Element box annotations:
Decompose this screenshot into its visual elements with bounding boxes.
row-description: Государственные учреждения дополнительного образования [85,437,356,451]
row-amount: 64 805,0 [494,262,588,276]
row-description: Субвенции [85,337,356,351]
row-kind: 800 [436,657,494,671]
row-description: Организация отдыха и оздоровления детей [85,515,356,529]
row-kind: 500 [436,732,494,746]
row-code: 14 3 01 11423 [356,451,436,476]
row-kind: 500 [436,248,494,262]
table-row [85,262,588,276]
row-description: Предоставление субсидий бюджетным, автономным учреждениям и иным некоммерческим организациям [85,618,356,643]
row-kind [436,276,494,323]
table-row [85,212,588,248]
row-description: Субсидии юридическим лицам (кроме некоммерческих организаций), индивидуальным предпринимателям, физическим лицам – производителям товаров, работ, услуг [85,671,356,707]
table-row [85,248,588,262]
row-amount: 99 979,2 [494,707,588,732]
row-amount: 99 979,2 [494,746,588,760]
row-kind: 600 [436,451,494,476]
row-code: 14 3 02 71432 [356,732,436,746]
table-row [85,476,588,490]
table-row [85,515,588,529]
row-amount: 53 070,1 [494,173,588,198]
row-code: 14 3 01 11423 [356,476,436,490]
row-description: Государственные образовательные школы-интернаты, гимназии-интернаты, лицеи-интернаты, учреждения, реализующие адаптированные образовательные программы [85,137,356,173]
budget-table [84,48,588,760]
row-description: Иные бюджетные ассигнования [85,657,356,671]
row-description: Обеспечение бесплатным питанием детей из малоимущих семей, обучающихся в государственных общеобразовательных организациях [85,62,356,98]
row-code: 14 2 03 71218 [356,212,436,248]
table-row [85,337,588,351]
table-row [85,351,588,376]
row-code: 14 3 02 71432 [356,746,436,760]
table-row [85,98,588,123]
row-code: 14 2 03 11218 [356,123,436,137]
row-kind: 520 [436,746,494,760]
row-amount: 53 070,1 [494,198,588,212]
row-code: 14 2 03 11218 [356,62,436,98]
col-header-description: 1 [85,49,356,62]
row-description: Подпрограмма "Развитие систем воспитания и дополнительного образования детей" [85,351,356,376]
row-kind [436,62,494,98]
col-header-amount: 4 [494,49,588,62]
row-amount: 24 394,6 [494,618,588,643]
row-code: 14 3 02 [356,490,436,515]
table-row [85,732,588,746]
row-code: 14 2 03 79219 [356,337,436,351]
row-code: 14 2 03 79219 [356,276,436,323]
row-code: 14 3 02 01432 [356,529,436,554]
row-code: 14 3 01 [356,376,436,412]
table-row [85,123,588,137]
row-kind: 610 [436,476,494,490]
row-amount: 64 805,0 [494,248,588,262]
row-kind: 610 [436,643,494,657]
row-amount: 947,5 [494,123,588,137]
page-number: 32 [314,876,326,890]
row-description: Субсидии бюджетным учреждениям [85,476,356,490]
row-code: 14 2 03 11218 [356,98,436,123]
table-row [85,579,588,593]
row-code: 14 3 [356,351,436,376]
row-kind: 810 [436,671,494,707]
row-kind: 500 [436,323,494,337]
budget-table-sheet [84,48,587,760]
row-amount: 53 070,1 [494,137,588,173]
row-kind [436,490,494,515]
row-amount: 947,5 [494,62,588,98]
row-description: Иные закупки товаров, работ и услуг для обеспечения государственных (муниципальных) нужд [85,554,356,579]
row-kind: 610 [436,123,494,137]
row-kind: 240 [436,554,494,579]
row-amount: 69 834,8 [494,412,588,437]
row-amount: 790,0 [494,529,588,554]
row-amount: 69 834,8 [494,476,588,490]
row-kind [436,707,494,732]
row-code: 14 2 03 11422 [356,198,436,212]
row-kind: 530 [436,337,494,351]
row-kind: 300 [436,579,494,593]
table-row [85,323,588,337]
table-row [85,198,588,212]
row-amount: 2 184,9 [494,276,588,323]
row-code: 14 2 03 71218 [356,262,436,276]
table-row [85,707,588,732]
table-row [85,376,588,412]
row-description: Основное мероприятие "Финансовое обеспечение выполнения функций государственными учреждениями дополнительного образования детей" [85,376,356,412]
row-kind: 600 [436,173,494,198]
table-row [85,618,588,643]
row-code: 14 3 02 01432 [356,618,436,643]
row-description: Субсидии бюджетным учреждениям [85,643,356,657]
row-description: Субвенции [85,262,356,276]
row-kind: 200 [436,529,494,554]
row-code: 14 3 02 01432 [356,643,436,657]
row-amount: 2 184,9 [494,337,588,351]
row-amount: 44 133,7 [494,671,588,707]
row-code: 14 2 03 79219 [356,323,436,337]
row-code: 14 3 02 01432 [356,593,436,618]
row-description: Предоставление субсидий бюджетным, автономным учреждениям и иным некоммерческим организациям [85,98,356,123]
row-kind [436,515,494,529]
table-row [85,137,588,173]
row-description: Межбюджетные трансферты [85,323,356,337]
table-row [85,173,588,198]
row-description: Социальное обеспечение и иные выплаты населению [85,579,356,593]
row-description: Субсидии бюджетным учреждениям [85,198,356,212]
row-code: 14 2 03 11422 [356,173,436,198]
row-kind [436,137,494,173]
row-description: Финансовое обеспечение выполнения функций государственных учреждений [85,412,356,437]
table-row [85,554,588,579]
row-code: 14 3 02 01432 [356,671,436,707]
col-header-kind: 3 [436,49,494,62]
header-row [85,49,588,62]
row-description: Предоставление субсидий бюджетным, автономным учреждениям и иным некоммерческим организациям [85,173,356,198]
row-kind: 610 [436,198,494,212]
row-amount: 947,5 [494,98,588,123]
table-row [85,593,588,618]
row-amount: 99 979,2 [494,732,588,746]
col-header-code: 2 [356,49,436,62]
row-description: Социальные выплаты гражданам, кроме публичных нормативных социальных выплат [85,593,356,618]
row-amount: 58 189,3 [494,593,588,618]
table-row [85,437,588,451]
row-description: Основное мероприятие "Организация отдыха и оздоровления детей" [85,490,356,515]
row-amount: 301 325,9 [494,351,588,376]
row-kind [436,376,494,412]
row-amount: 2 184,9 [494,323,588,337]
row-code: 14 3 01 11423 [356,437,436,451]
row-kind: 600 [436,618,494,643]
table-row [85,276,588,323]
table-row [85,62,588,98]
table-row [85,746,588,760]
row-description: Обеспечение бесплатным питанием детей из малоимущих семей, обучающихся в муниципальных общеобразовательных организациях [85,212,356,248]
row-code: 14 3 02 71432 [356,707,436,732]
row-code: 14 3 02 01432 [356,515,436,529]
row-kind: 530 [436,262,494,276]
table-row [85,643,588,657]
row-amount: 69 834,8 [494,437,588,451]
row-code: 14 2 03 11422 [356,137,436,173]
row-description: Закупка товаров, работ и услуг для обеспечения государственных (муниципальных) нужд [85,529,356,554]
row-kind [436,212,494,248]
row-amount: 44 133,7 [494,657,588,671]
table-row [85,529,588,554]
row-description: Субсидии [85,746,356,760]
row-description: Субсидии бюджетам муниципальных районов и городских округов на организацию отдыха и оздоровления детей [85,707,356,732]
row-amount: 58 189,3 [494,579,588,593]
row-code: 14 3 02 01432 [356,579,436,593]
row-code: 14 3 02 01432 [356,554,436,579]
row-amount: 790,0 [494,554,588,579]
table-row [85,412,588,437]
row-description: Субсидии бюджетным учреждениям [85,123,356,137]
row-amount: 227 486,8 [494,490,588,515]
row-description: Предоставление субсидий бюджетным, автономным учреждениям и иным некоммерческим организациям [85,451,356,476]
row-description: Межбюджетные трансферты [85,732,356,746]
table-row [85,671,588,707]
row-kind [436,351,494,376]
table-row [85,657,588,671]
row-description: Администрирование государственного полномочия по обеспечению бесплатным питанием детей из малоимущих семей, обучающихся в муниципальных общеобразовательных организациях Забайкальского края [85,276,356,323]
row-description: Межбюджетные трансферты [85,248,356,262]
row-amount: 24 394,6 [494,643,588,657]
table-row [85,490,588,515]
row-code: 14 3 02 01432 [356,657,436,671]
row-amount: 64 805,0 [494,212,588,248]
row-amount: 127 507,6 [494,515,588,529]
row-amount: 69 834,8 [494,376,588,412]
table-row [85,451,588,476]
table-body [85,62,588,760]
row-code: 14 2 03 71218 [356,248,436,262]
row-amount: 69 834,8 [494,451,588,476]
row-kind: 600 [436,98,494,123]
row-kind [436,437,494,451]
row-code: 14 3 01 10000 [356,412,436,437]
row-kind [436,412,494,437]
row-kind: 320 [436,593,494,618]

## [What you need to do]
Starting from the beginning of the listing and stopping after the line that has "table-row [85,212,588,248]", write those lines out again with "row-kind" swapped for "row-type" and nothing else changed.

## [Finished exercise]
Decompose this screenshot into its visual elements with bounding boxes.
row-description: Государственные учреждения дополнительного образования [85,437,356,451]
row-amount: 64 805,0 [494,262,588,276]
row-description: Субвенции [85,337,356,351]
row-type: 800 [436,657,494,671]
row-description: Организация отдыха и оздоровления детей [85,515,356,529]
row-type: 500 [436,732,494,746]
row-code: 14 3 01 11423 [356,451,436,476]
row-type: 500 [436,248,494,262]
table-row [85,262,588,276]
row-description: Предоставление субсидий бюджетным, автономным учреждениям и иным некоммерческим организациям [85,618,356,643]
row-type [436,276,494,323]
table-row [85,212,588,248]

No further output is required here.